*Objective 1:* From the entries further down, reproduce word for word the lines running from the line that contains "x-tick-label: 4/8/00 (227, 43, 237, 68)" up to and including the line that contains "x-tick-label: 1/15/00 (85, 38, 95, 68)".

Implosion of the former Dominion Energy headquarters, May 20, 2020
Implosion of the former Dominion Energy headquarters, May 20, 2020

The announcement on Sunday, July 5 by Dominion Energy and Duke Energy that the companies had decided to cancel “the Atlantic Coast Pipeline (ACP) due to ongoing delays and increasing cost uncertainty which threaten the economic viability of the project” was a shock but not a complete surprise.  As readers of ABRA Update well know, construction of the ACP was suspended in December 2018 (19-months ago), the project was still without 8 key permits (notwithstanding its successful appeal to the U.S. Supreme Court on one aspect of its still-missing Forest Service permit, projected project costs for the pipeline had risen to $8 billion dollars and the anticipated date for ACP’s  completion and operation had been pushed to early 2022.  It is worth noting that the initial proposal for the pipeline, announced in May 2014 by Dominion as the Southeast Reliability Project, was to have cost $4 B. and was to become operational by the end of 2018.  This whole episode gives new meaning to the word “reliability.”

There has been voluminous reporting and analysis in the past week on the demise of the ACP, beginning with the Wall Street Journal story posted last Sunday that was sent to ABRA Update readers that afternoon announcing the project’s cancellation.  A number of such stories are included below in the In the News section of this week’s ABRA Update. I commend all of them for a fuller picture of what has happened, but I want to specifically flag four of them for the quality of their analysis of what happened and why.

ABRA and its members are most appreciative to those in the media who for six years have diligently covered this story and reported on our points of view about the ACP.  In particular, we extend a shoutout to The Recorder newspaper that serves Highland and Bath Counties, Virginia.  The Recorder’s reporting and commentary on the evolution of the ACP since the project was first announced in its embryonic stage in May 2014 has been nothing short of extraordinary.

*Dataset content:*
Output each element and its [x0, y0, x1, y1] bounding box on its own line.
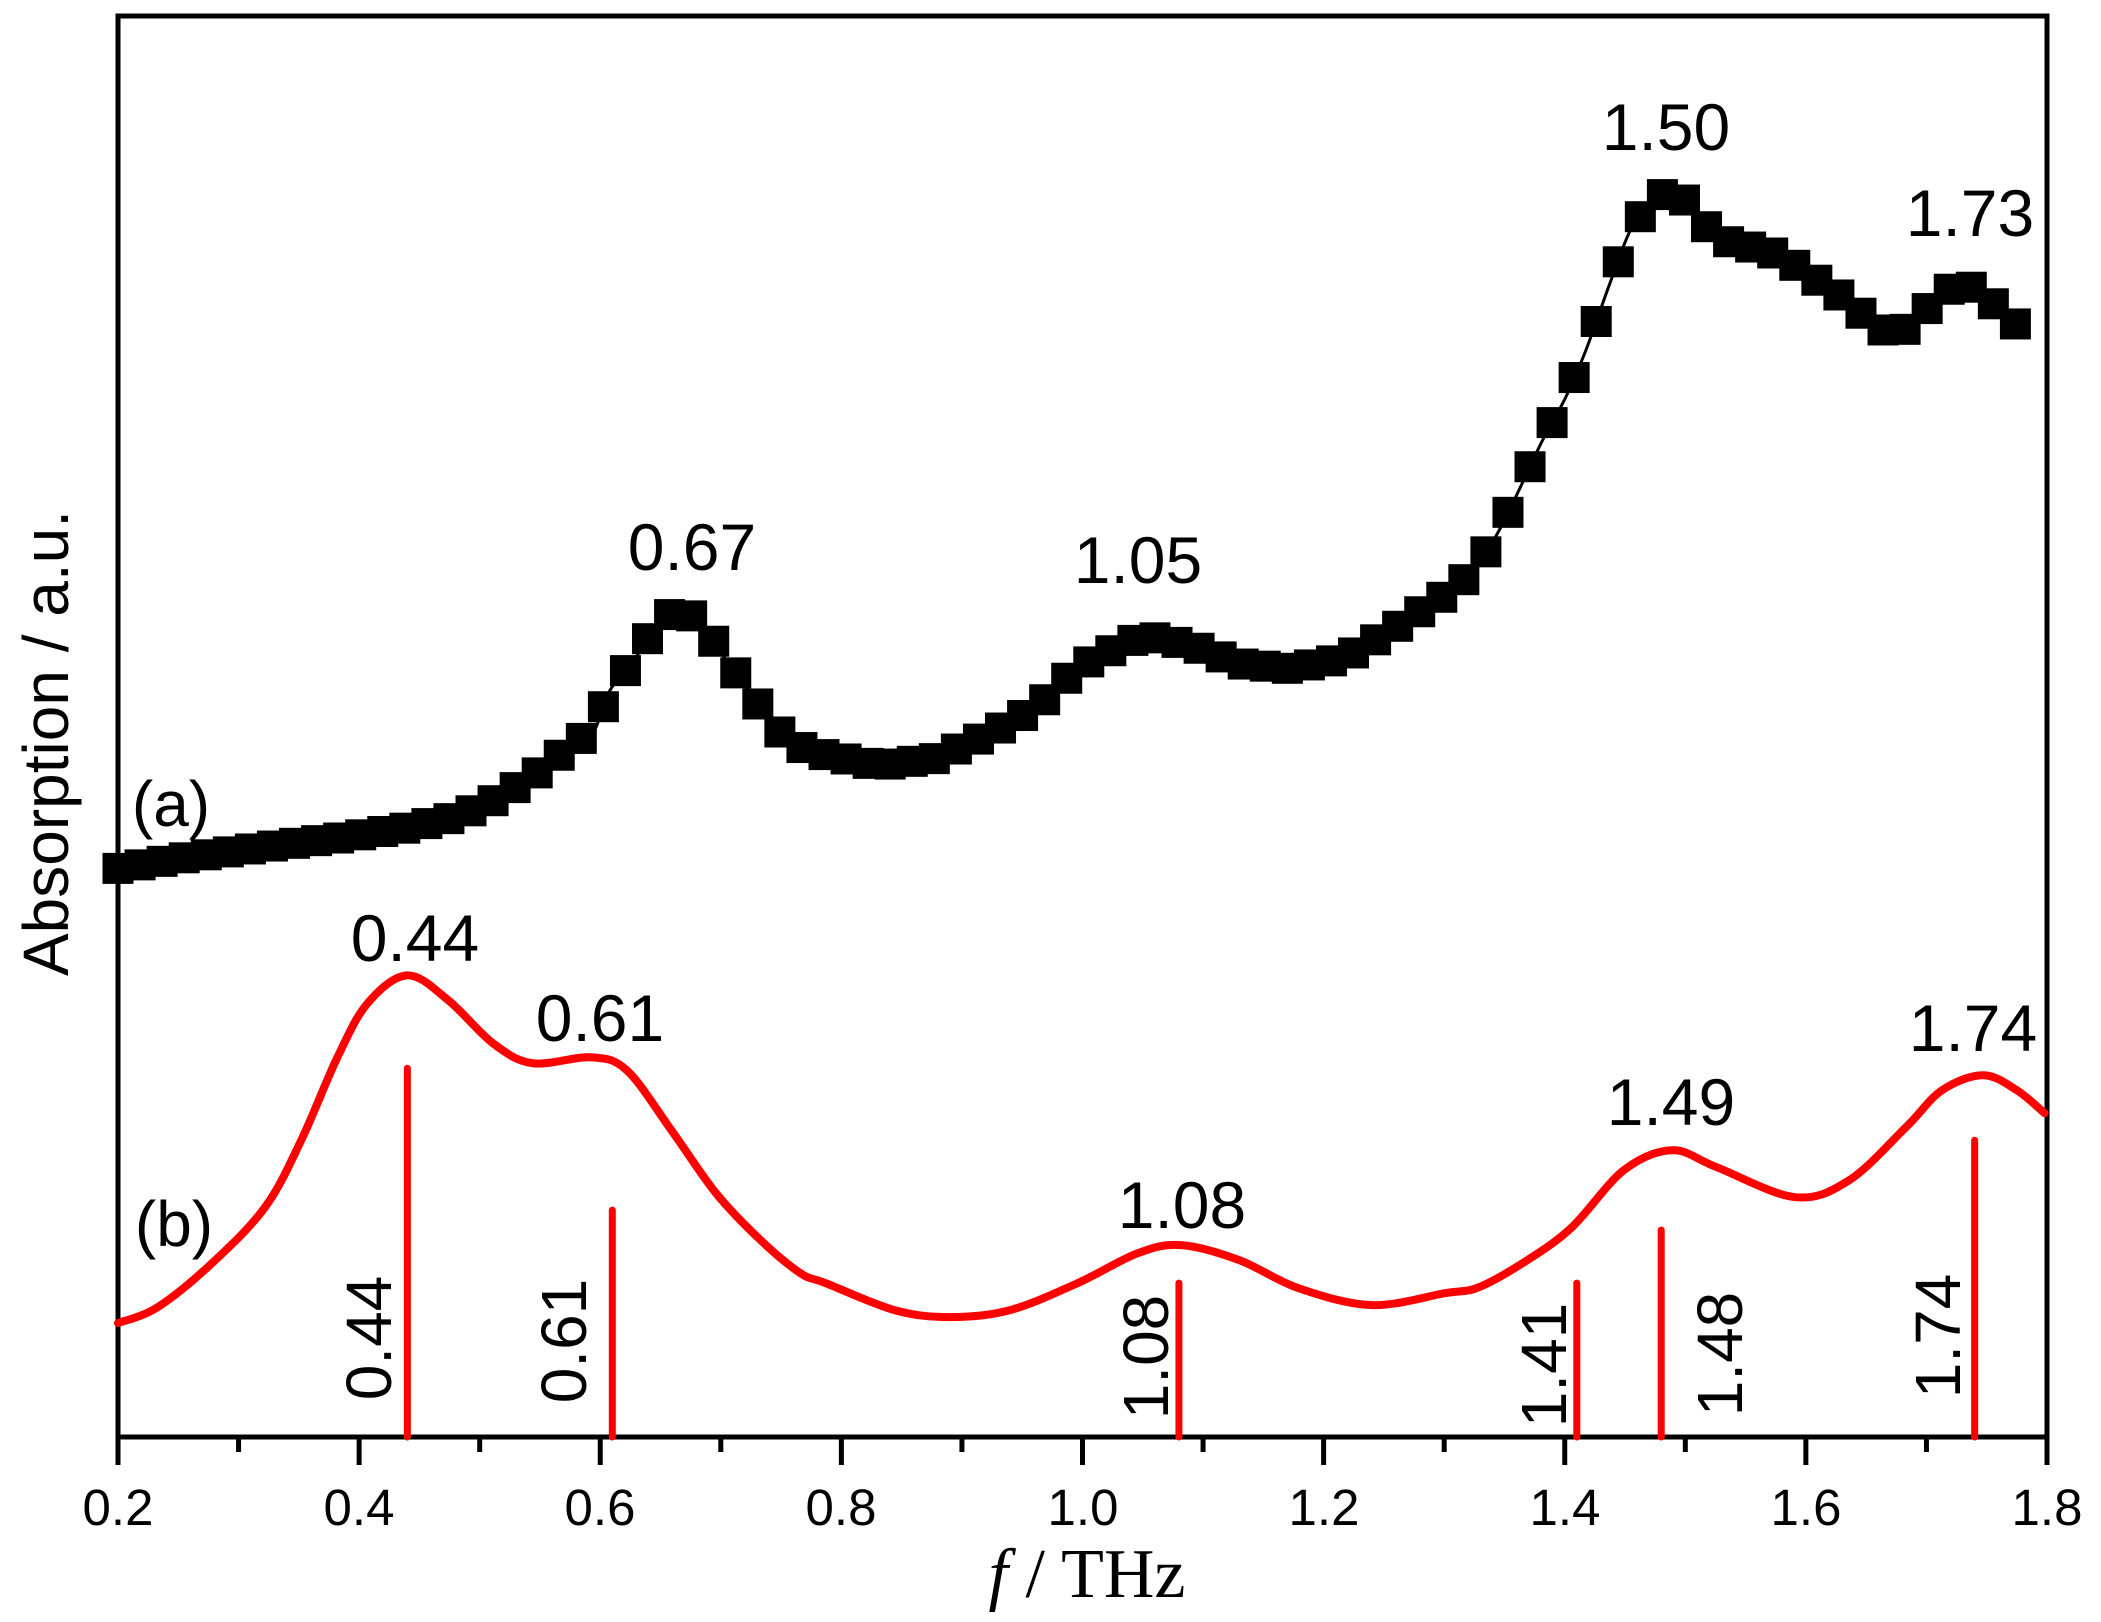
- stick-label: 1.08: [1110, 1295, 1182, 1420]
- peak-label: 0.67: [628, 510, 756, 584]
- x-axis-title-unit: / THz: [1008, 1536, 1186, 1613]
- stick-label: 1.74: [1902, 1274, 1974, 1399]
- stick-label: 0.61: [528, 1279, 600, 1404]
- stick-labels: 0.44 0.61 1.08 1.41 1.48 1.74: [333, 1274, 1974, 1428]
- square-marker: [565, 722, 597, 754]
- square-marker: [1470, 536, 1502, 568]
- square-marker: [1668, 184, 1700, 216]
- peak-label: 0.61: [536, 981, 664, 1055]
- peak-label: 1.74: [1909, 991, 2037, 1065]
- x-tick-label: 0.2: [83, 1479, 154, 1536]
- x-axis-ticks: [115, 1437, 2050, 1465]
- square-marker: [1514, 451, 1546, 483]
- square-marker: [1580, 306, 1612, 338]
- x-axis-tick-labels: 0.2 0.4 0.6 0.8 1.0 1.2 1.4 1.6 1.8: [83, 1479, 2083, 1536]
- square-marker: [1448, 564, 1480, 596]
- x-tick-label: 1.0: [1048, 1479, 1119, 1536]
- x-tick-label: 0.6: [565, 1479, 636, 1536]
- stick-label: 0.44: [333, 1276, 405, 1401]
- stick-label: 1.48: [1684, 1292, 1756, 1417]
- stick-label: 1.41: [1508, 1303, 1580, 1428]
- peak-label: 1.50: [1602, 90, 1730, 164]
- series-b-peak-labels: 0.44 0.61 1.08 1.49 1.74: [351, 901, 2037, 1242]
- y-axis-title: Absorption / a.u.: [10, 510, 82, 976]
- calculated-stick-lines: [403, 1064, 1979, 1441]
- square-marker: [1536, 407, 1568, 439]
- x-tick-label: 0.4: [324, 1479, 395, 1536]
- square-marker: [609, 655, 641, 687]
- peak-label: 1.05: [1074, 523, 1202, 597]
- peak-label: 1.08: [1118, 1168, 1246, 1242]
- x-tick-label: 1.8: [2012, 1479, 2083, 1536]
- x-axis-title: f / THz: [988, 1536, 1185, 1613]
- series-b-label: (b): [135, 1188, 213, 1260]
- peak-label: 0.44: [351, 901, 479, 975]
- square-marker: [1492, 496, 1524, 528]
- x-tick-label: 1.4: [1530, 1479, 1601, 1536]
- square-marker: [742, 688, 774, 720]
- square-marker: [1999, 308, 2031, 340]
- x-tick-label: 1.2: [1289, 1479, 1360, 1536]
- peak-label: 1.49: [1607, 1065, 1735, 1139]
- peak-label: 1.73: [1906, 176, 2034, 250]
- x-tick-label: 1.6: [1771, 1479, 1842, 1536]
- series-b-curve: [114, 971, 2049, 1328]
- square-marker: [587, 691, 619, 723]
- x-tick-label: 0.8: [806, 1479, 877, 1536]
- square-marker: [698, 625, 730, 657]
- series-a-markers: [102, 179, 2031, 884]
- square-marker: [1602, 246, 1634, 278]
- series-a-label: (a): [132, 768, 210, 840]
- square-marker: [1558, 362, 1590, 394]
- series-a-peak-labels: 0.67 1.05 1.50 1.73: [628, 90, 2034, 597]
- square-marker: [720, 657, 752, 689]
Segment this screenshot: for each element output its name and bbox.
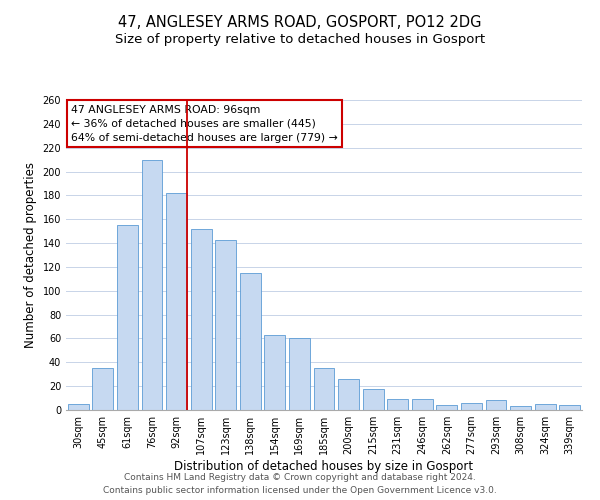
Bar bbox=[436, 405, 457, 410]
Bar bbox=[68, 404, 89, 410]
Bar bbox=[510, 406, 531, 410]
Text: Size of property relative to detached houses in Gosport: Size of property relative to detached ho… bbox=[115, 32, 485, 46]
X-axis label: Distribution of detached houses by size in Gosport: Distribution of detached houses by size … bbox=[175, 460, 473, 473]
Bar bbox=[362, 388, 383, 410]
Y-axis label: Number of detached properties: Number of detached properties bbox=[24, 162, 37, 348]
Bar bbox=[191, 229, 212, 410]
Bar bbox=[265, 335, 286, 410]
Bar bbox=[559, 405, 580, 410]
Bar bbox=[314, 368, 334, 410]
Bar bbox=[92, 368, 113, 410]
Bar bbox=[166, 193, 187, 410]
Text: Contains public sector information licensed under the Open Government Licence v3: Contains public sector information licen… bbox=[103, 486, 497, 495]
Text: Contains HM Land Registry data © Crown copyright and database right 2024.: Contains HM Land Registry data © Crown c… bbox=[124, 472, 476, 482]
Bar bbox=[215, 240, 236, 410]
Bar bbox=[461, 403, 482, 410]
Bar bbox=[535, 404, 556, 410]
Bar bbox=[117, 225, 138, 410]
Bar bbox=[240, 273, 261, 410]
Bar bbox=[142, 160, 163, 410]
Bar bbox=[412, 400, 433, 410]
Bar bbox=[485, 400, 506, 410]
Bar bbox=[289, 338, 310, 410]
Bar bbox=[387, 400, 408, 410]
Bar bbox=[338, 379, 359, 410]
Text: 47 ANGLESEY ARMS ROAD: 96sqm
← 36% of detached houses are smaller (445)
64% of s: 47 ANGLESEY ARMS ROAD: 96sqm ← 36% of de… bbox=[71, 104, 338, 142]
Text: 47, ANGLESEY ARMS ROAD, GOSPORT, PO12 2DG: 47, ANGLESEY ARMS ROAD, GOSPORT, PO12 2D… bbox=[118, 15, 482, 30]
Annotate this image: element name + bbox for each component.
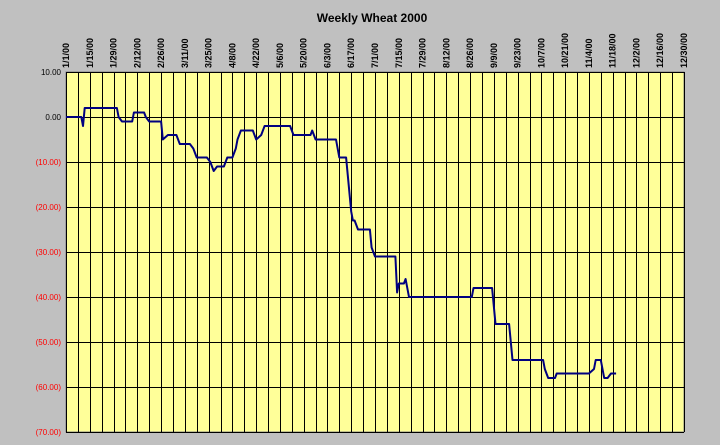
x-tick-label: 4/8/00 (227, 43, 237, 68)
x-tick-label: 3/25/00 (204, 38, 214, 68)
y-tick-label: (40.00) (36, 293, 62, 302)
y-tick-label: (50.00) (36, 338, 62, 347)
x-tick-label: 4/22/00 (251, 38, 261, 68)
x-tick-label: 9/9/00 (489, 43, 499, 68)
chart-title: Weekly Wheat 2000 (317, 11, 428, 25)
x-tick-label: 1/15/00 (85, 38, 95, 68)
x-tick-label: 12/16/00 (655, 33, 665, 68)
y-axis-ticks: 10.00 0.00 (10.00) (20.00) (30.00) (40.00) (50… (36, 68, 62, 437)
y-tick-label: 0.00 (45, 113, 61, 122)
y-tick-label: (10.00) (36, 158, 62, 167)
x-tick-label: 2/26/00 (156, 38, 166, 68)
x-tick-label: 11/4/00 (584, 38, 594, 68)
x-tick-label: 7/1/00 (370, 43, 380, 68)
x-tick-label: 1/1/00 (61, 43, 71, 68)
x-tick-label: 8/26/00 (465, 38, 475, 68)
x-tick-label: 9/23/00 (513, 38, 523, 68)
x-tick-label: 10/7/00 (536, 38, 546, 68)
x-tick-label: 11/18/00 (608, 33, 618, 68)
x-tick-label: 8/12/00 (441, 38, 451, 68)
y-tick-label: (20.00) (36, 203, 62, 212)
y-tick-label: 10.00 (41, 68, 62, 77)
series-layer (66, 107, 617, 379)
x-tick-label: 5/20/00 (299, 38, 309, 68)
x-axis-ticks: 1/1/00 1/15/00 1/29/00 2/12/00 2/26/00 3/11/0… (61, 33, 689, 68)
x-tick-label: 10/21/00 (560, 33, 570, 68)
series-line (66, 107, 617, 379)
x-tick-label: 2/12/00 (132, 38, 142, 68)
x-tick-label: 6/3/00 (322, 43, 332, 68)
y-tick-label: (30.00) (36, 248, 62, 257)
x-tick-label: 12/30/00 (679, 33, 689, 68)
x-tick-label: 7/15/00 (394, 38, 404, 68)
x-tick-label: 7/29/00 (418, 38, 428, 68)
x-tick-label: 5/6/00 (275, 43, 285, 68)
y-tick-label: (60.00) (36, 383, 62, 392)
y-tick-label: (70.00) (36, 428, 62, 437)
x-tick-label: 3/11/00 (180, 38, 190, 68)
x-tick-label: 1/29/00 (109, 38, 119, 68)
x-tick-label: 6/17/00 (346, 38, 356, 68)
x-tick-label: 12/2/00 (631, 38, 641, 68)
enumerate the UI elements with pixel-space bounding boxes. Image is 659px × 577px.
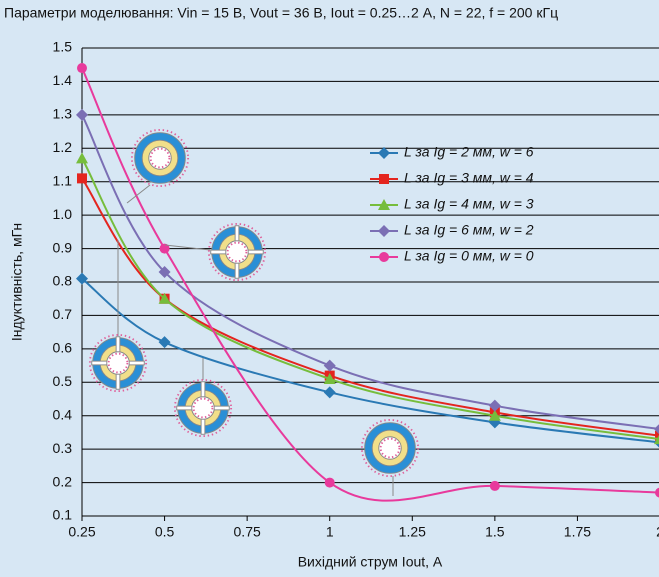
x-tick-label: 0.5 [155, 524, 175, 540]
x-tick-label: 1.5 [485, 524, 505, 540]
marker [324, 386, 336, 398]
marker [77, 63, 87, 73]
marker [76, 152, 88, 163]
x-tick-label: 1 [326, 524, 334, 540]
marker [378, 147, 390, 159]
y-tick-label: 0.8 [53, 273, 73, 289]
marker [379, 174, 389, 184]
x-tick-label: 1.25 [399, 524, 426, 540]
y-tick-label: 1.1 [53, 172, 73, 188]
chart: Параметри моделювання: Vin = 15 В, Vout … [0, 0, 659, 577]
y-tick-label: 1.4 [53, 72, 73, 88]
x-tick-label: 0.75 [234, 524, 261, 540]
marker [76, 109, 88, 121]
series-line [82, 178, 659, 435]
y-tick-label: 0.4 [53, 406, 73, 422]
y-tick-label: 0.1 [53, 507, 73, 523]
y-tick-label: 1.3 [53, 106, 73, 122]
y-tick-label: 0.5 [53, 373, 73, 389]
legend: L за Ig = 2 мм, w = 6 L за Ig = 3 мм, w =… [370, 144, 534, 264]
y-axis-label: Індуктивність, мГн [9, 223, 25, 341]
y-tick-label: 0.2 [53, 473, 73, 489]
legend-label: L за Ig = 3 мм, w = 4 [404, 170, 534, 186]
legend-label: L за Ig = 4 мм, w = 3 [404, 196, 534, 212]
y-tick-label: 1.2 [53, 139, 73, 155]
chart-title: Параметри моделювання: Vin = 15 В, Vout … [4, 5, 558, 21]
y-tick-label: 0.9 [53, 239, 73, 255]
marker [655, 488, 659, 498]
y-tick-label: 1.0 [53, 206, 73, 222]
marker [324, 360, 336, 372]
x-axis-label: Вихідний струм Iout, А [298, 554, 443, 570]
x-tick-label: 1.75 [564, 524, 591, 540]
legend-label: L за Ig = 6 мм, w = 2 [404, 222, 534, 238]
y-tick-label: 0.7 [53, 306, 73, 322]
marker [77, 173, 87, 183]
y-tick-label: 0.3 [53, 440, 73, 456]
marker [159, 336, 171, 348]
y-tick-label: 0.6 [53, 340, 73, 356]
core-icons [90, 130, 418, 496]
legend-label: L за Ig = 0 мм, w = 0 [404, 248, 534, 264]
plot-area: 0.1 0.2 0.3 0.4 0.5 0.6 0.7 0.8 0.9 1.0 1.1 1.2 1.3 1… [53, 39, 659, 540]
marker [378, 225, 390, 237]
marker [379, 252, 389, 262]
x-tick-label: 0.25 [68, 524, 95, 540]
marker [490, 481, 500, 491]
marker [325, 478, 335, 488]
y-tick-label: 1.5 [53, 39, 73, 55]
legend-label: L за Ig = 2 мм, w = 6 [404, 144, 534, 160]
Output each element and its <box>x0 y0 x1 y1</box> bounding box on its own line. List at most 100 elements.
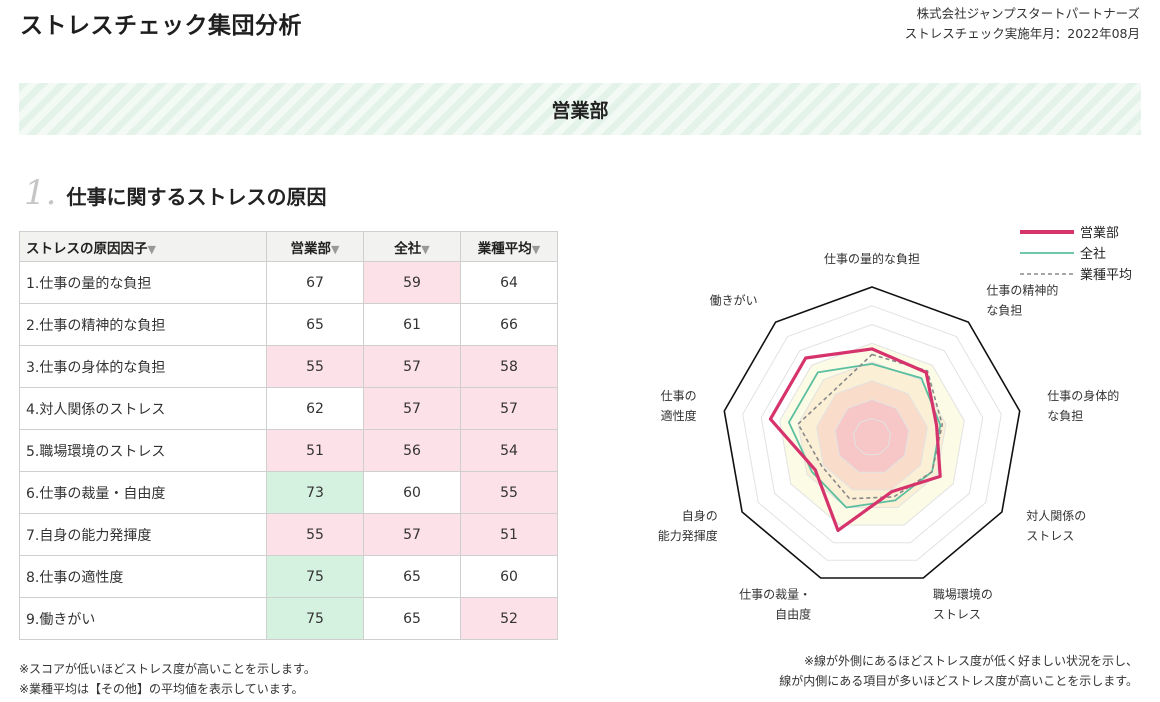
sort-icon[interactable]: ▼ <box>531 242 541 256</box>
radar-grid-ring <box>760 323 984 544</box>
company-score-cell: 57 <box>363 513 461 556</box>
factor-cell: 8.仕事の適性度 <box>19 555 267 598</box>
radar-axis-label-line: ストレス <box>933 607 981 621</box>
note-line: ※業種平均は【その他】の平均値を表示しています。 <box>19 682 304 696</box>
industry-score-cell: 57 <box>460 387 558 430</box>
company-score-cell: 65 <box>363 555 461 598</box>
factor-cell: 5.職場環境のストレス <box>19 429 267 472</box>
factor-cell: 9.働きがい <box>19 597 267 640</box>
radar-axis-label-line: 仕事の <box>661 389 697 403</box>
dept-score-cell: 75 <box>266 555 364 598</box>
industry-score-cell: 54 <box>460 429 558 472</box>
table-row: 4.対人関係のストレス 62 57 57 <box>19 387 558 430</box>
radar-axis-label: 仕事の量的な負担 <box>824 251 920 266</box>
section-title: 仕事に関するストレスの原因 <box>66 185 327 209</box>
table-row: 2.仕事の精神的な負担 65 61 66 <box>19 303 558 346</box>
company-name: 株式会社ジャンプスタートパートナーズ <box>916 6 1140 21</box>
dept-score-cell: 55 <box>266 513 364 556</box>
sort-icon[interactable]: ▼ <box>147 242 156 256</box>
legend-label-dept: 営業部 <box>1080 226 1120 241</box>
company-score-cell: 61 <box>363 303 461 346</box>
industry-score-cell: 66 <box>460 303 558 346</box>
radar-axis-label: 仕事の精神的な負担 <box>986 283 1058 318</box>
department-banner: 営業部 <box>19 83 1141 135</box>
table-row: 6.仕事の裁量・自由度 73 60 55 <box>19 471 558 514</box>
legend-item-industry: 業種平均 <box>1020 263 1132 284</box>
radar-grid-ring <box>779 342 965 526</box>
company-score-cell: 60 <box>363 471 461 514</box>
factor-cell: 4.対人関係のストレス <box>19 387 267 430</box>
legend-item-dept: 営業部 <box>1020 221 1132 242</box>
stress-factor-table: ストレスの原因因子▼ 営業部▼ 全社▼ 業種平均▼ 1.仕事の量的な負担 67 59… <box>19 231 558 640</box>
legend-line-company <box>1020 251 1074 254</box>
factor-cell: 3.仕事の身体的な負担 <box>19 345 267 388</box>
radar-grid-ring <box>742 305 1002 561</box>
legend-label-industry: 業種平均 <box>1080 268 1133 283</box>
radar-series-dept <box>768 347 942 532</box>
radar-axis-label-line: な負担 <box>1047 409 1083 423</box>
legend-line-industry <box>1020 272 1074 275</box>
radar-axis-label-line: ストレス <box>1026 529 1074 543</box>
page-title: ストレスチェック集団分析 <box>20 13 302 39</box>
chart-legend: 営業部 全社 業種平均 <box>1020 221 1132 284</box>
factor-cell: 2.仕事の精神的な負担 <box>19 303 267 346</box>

*Objective 2:* Copy the text above about the cancellation of the Atlantic Coast Pipeline in full, word for word.

*Reply 1:*
x-tick-label: 4/8/00 (227, 43, 237, 68)
x-tick-label: 3/25/00 (204, 38, 214, 68)
y-tick-label: (40.00) (36, 293, 62, 302)
y-tick-label: (50.00) (36, 338, 62, 347)
x-tick-label: 4/22/00 (251, 38, 261, 68)
x-tick-label: 9/9/00 (489, 43, 499, 68)
chart-title: Weekly Wheat 2000 (317, 11, 428, 25)
x-tick-label: 1/15/00 (85, 38, 95, 68)

*Reply 2:*
Implosion of the former Dominion Energy headquarters, May 20, 2020
Implosion of the former Dominion Energy headquarters, May 20, 2020

The announcement on Sunday, July 5 by Dominion Energy and Duke Energy that the companies had decided to cancel “the Atlantic Coast Pipeline (ACP) due to ongoing delays and increasing cost uncertainty which threaten the economic viability of the project” was a shock but not a complete surprise.  As readers of ABRA Update well know, construction of the ACP was suspended in December 2018 (19-months ago), the project was still without 8 key permits (notwithstanding its successful appeal to the U.S. Supreme Court on one aspect of its still-missing Forest Service permit, projected project costs for the pipeline had risen to $8 billion dollars and the anticipated date for ACP’s  completion and operation had been pushed to early 2022.  It is worth noting that the initial proposal for the pipeline, announced in May 2014 by Dominion as the Southeast Reliability Project, was to have cost $4 B. and was to become operational by the end of 2018.  This whole episode gives new meaning to the word “reliability.”

There has been voluminous reporting and analysis in the past week on the demise of the ACP, beginning with the Wall Street Journal story posted last Sunday that was sent to ABRA Update readers that afternoon announcing the project’s cancellation.  A number of such stories are included below in the In the News section of this week’s ABRA Update. I commend all of them for a fuller picture of what has happened, but I want to specifically flag four of them for the quality of their analysis of what happened and why.

ABRA and its members are most appreciative to those in the media who for six years have diligently covered this story and reported on our points of view about the ACP.  In particular, we extend a shoutout to The Recorder newspaper that serves Highland and Bath Counties, Virginia.  The Recorder’s reporting and commentary on the evolution of the ACP since the project was first announced in its embryonic stage in May 2014 has been nothing short of extraordinary.